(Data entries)
------------------------------------

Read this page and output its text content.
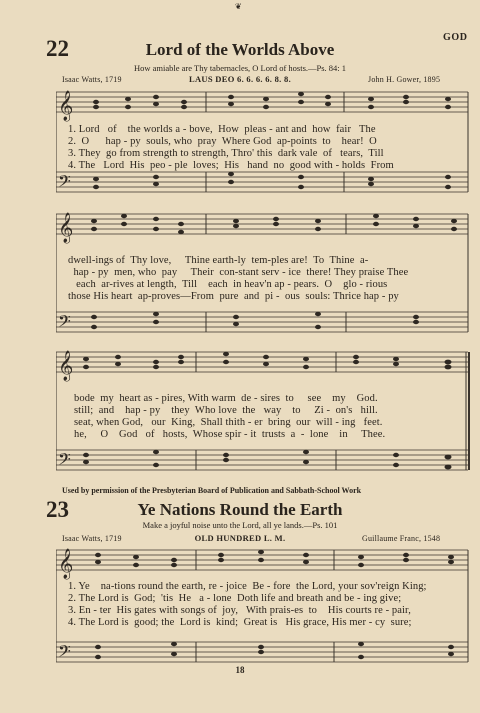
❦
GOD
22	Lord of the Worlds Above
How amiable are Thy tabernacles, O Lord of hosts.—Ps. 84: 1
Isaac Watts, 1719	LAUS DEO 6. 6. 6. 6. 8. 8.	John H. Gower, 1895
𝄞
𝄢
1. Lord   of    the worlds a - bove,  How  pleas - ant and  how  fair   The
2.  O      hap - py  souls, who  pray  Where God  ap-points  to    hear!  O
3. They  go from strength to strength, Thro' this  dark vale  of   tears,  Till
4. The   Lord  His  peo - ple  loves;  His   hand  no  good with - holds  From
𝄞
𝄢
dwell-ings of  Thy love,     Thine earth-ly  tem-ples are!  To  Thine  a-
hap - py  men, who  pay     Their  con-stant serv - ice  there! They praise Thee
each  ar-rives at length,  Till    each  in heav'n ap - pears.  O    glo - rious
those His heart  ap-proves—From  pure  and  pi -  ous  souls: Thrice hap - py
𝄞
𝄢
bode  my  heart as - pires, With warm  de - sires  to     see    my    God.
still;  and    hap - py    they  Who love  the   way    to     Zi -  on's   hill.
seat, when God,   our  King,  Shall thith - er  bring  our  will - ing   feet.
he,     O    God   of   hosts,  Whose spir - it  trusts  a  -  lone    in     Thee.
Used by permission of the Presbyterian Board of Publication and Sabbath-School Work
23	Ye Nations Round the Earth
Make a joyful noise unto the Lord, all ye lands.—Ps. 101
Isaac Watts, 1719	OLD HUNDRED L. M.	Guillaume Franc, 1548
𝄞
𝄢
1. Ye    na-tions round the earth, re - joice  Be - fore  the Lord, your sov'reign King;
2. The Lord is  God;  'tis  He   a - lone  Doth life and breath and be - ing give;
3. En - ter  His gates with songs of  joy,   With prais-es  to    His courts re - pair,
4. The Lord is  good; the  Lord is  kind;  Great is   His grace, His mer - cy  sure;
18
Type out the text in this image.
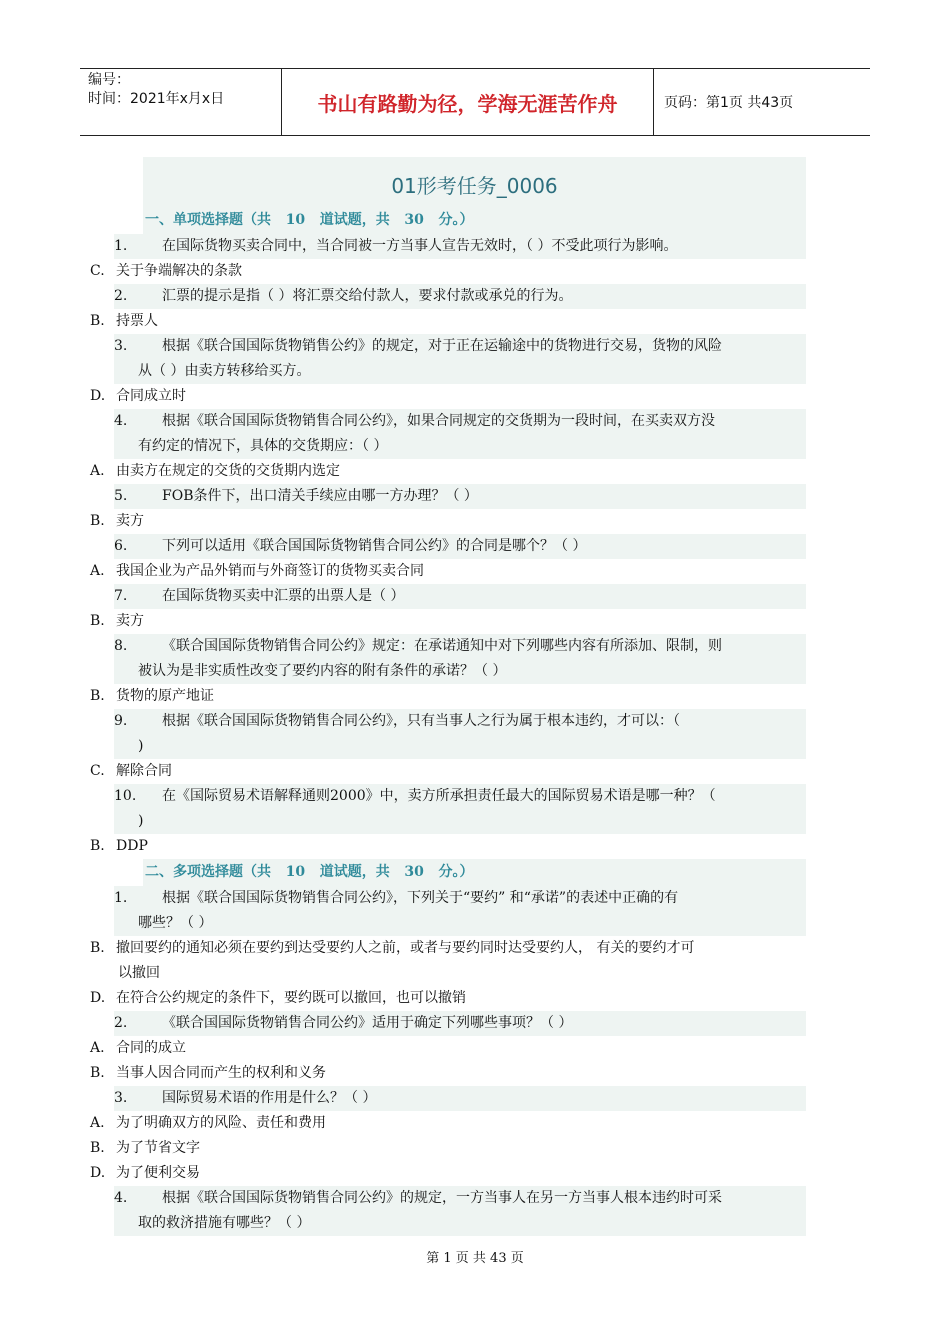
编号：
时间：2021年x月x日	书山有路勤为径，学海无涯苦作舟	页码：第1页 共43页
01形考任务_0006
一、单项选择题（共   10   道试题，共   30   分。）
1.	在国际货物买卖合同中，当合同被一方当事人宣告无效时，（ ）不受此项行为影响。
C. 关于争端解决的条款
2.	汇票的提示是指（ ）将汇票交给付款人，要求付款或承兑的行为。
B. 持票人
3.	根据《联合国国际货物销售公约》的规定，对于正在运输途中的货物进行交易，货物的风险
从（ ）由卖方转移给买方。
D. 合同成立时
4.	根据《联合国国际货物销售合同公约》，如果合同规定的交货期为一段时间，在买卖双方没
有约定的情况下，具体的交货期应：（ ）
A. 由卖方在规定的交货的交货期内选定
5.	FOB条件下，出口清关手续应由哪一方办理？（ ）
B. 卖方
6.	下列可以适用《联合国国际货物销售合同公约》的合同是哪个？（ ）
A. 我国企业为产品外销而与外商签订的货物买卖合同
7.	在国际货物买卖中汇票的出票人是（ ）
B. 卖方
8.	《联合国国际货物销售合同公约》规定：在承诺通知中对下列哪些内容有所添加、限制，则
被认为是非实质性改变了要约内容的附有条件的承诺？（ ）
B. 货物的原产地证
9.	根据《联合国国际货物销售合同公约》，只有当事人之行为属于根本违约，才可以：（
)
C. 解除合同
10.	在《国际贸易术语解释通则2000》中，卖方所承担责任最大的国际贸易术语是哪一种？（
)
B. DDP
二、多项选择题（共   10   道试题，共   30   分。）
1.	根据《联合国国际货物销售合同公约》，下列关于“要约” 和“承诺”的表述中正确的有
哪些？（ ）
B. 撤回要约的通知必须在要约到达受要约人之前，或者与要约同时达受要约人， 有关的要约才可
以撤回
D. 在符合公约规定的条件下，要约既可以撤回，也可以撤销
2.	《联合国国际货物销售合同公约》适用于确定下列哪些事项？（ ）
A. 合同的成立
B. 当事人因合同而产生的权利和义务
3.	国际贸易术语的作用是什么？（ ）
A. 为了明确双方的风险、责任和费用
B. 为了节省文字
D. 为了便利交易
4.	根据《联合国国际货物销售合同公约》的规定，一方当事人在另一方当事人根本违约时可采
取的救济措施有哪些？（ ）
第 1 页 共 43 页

------------------------------------

- _WHAT YOU HAVE TO DO_: Examine the records and report how many lines contain the string "King". Only the number should be given.

- _SOLUTION TO THE PROBLEM_: 2